§ What is being asked:
Pull out every line with the word "title".

§ Extracted records:
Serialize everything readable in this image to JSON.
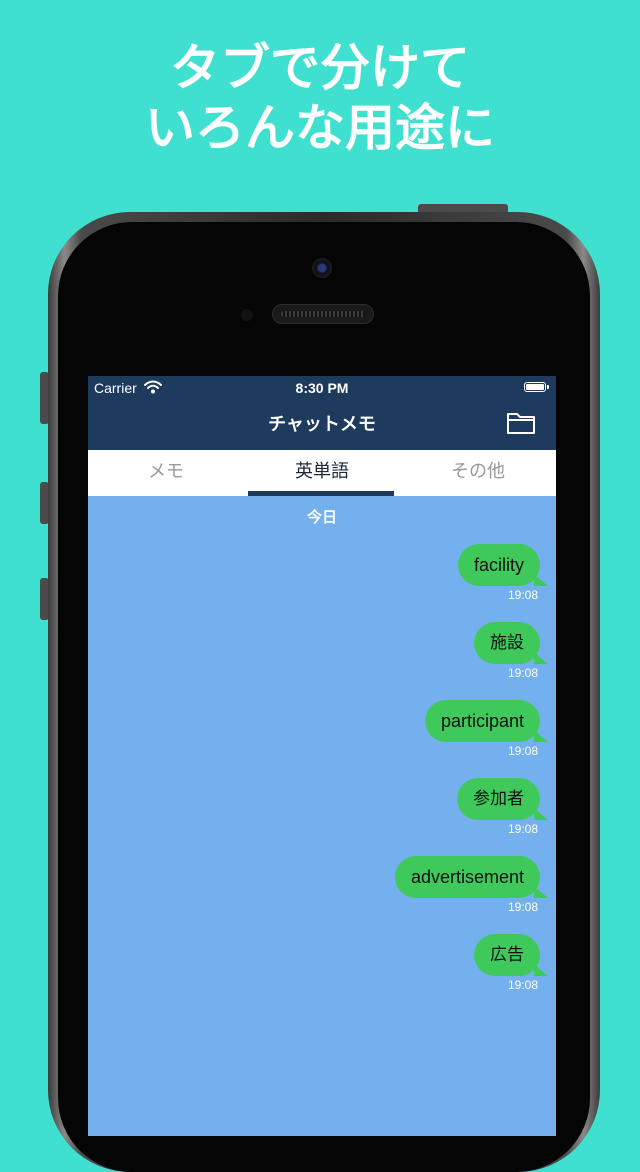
{
  "headline": {
    "line1": "タブで分けて",
    "line2": "いろんな用途に"
  },
  "status_bar": {
    "carrier": "Carrier",
    "time": "8:30 PM",
    "battery_level": 1.0
  },
  "nav": {
    "title": "チャットメモ",
    "folder_icon": "folder-icon"
  },
  "tabs": [
    {
      "label": "メモ",
      "active": false
    },
    {
      "label": "英単語",
      "active": true
    },
    {
      "label": "その他",
      "active": false
    }
  ],
  "day_label": "今日",
  "messages": [
    {
      "text": "facility",
      "time": "19:08"
    },
    {
      "text": "施設",
      "time": "19:08"
    },
    {
      "text": "participant",
      "time": "19:08"
    },
    {
      "text": "参加者",
      "time": "19:08"
    },
    {
      "text": "advertisement",
      "time": "19:08"
    },
    {
      "text": "広告",
      "time": "19:08"
    }
  ],
  "colors": {
    "page_background": "#40E0D0",
    "navbar": "#1E3A5C",
    "chat_background": "#74B0EE",
    "bubble": "#3EC95A"
  }
}
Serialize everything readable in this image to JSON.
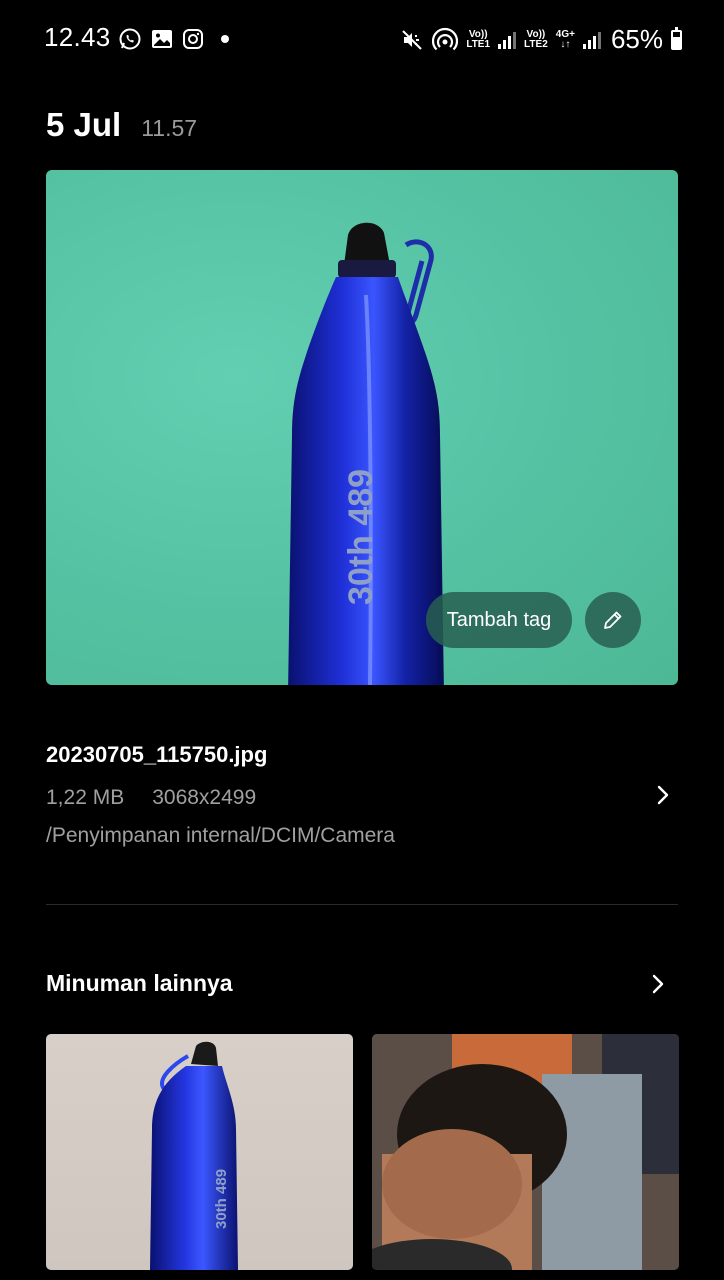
{
  "status_bar": {
    "time": "12.43",
    "left_icons": [
      "whatsapp-icon",
      "gallery-icon",
      "instagram-icon",
      "notification-dot"
    ],
    "right_icons": [
      "mute-icon",
      "hotspot-icon"
    ],
    "sim1": {
      "top": "Vo))",
      "bottom": "LTE1"
    },
    "sim2": {
      "top": "Vo))",
      "bottom": "LTE2"
    },
    "network": "4G+",
    "battery_percent": "65%",
    "battery_level": 0.65
  },
  "header": {
    "date": "5 Jul",
    "time": "11.57"
  },
  "photo": {
    "bottle_text": "30th 489",
    "tag_button_label": "Tambah tag",
    "edit_icon": "pencil-icon",
    "background_color": "#5cc9ab",
    "bottle_color": "#1a2bd0"
  },
  "file": {
    "name": "20230705_115750.jpg",
    "size": "1,22 MB",
    "resolution": "3068x2499",
    "path": "/Penyimpanan internal/DCIM/Camera"
  },
  "related": {
    "title": "Minuman lainnya",
    "thumbnails": [
      {
        "bottle_text": "30th 489"
      },
      {}
    ]
  }
}
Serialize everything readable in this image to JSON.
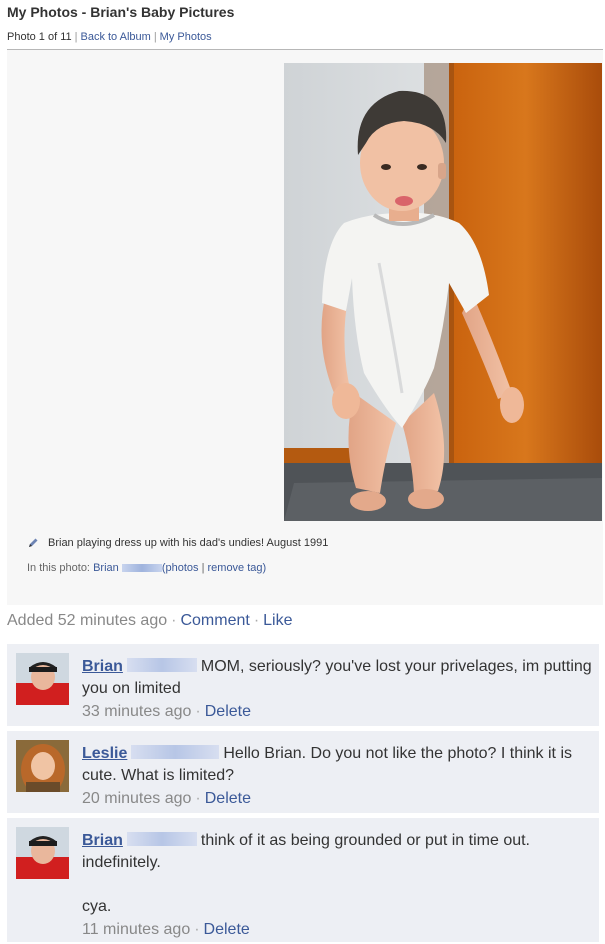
{
  "header": {
    "title": "My Photos - Brian's Baby Pictures",
    "photo_position": "Photo 1 of 11",
    "back_link": "Back to Album",
    "my_photos_link": "My Photos"
  },
  "photo": {
    "caption": "Brian playing dress up with his dad's undies! August 1991",
    "tag_prefix": "In this photo:",
    "tag_name": "Brian",
    "tag_photos_link": "(photos",
    "tag_separator": "|",
    "tag_remove_link": "remove tag)"
  },
  "meta": {
    "added": "Added 52 minutes ago",
    "comment_link": "Comment",
    "like_link": "Like"
  },
  "comments": [
    {
      "author": "Brian",
      "text": "MOM, seriously? you've lost your privelages, im putting you on limited",
      "time": "33 minutes ago",
      "delete": "Delete"
    },
    {
      "author": "Leslie",
      "text": "Hello Brian. Do you not like the photo? I think it is cute. What is limited?",
      "time": "20 minutes ago",
      "delete": "Delete"
    },
    {
      "author": "Brian",
      "text": "think of it as being grounded or put in time out. indefinitely.",
      "text2": "cya.",
      "time": "11 minutes ago",
      "delete": "Delete"
    }
  ],
  "colors": {
    "link": "#3b5998",
    "comment_bg": "#edeff4",
    "photo_panel_bg": "#f7f7f7"
  },
  "icons": [
    "pencil-icon"
  ]
}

§ Full answer:
    "title": "チャットメモ",
    "title": "Minuman lainnya",
    "title": "My Photos - Brian's Baby Pictures",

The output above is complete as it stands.